> Requirement: Leave out any pictures and transcribe all other data below exactly.

> Records:
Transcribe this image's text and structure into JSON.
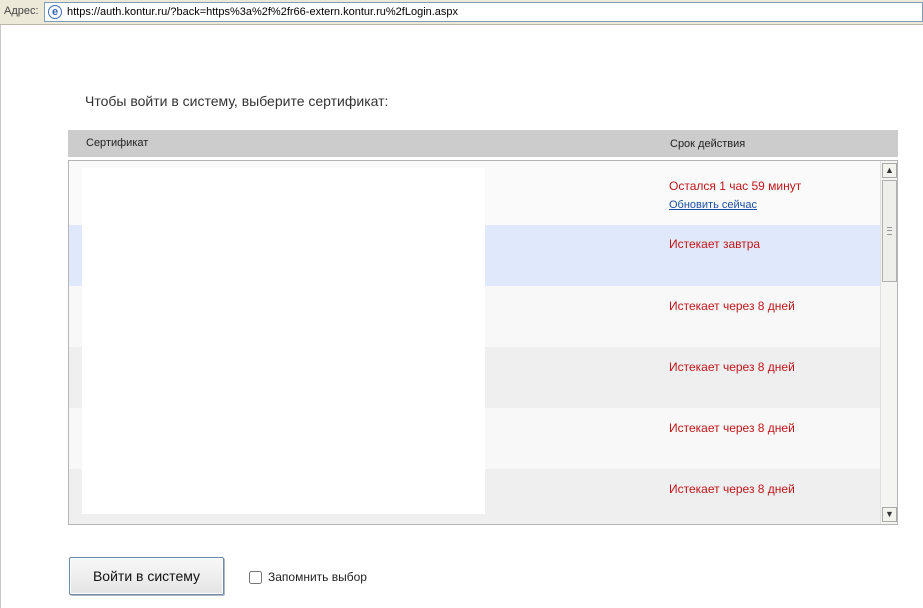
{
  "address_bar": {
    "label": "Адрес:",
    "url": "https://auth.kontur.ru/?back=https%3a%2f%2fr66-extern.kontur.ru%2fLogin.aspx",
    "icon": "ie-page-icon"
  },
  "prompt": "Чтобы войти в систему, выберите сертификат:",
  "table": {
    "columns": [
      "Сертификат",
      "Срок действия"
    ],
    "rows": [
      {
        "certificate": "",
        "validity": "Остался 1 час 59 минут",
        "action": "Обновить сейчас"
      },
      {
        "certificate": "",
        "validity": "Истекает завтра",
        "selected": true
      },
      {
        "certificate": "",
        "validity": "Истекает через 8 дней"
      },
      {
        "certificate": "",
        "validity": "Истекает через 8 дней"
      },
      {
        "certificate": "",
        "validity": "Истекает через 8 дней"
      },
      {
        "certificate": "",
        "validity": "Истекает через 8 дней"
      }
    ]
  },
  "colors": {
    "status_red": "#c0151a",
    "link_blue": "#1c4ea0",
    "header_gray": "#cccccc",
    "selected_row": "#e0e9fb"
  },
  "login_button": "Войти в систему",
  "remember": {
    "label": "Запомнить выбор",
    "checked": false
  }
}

> The result:
Transcribe this image's text and structure into JSON.
{
  "address_bar": {
    "label": "Адрес:",
    "url": "https://auth.kontur.ru/?back=https%3a%2f%2fr66-extern.kontur.ru%2fLogin.aspx",
    "icon": "ie-page-icon"
  },
  "prompt": "Чтобы войти в систему, выберите сертификат:",
  "table": {
    "columns": [
      "Сертификат",
      "Срок действия"
    ],
    "rows": [
      {
        "certificate": "",
        "validity": "Остался 1 час 59 минут",
        "action": "Обновить сейчас"
      },
      {
        "certificate": "",
        "validity": "Истекает завтра",
        "selected": true
      },
      {
        "certificate": "",
        "validity": "Истекает через 8 дней"
      },
      {
        "certificate": "",
        "validity": "Истекает через 8 дней"
      },
      {
        "certificate": "",
        "validity": "Истекает через 8 дней"
      },
      {
        "certificate": "",
        "validity": "Истекает через 8 дней"
      }
    ]
  },
  "colors": {
    "status_red": "#c0151a",
    "link_blue": "#1c4ea0",
    "header_gray": "#cccccc",
    "selected_row": "#e0e9fb"
  },
  "login_button": "Войти в систему",
  "remember": {
    "label": "Запомнить выбор",
    "checked": false
  }
}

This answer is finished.